> _OBJECTIVE_
Find the string "infrastructure" in the data, then copy every line where it is found.

#### DATA EXTRACT ####

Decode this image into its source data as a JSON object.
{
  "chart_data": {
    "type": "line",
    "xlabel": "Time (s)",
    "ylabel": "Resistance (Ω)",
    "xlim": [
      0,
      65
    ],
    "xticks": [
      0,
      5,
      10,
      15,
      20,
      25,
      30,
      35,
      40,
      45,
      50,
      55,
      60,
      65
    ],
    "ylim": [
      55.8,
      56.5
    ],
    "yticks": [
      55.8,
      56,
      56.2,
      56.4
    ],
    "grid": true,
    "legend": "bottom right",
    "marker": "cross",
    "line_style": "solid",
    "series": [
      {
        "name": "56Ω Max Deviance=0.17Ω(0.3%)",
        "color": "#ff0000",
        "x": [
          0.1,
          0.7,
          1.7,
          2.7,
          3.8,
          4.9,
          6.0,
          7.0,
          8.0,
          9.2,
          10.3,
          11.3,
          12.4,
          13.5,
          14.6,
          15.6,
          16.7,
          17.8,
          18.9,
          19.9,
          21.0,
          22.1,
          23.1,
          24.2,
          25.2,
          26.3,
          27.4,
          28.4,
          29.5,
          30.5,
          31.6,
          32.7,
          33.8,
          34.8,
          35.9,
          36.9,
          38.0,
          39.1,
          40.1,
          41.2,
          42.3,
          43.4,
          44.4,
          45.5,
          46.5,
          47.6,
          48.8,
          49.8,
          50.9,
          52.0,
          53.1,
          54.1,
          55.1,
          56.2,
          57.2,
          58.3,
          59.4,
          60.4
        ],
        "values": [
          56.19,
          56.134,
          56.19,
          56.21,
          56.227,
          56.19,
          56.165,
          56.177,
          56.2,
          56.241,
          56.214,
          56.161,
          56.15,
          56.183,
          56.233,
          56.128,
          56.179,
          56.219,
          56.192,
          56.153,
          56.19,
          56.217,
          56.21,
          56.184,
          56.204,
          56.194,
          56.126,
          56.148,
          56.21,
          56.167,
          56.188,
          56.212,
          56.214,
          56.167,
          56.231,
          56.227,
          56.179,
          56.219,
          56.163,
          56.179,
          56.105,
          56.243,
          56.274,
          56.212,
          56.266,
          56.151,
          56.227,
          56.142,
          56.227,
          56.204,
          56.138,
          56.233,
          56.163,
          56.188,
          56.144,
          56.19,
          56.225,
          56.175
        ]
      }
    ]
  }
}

####
#### DATA EXTRACT ####

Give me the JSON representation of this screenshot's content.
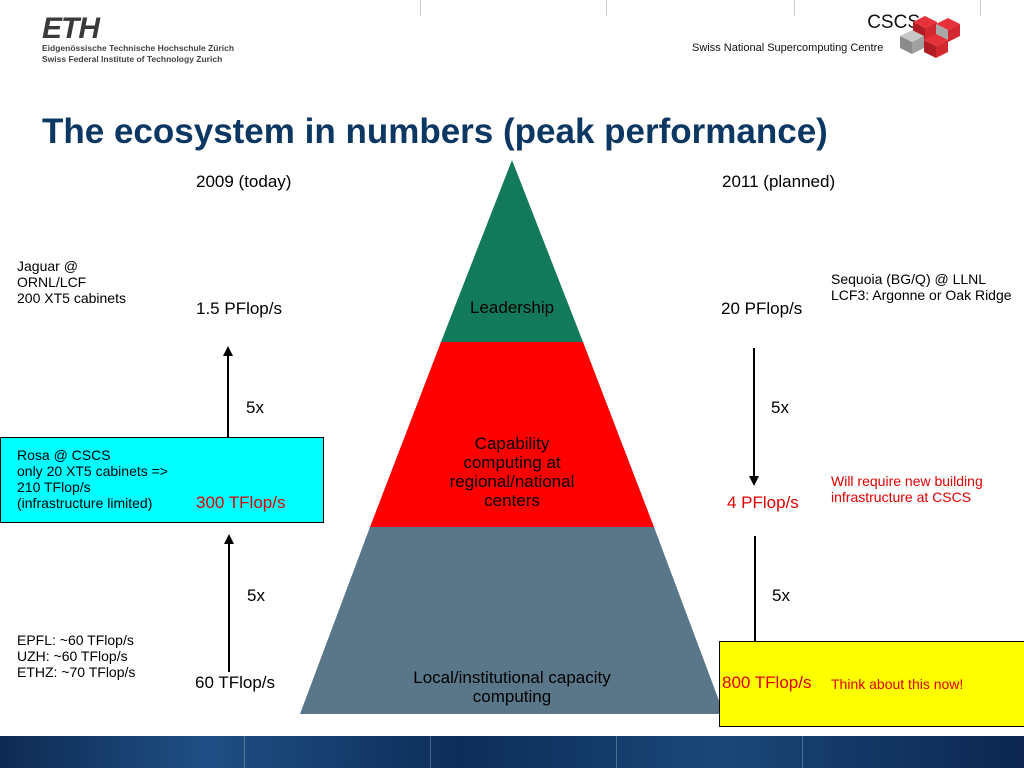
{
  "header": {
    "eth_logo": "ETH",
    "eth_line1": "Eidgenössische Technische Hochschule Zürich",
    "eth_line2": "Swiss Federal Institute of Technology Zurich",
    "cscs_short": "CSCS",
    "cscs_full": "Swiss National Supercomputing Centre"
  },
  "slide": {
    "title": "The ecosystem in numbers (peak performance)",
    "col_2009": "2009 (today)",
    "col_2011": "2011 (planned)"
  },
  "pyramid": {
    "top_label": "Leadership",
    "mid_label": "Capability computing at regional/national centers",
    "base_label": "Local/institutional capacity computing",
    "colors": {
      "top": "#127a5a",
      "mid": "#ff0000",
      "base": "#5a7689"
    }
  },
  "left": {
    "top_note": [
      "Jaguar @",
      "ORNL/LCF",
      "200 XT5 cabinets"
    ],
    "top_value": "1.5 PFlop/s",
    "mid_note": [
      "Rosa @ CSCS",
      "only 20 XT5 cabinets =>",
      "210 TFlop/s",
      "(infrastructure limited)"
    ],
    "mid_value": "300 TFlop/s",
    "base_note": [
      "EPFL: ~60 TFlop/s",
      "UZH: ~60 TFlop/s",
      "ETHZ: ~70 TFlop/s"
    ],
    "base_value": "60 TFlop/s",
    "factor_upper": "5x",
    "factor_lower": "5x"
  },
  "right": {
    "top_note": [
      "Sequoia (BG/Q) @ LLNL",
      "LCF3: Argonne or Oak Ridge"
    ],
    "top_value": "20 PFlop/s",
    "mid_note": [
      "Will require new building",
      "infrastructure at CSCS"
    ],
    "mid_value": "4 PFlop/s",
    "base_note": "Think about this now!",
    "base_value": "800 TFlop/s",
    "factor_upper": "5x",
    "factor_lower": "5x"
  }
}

####

> _FULL SOLUTION_
      "(infrastructure limited)"
      "infrastructure at CSCS"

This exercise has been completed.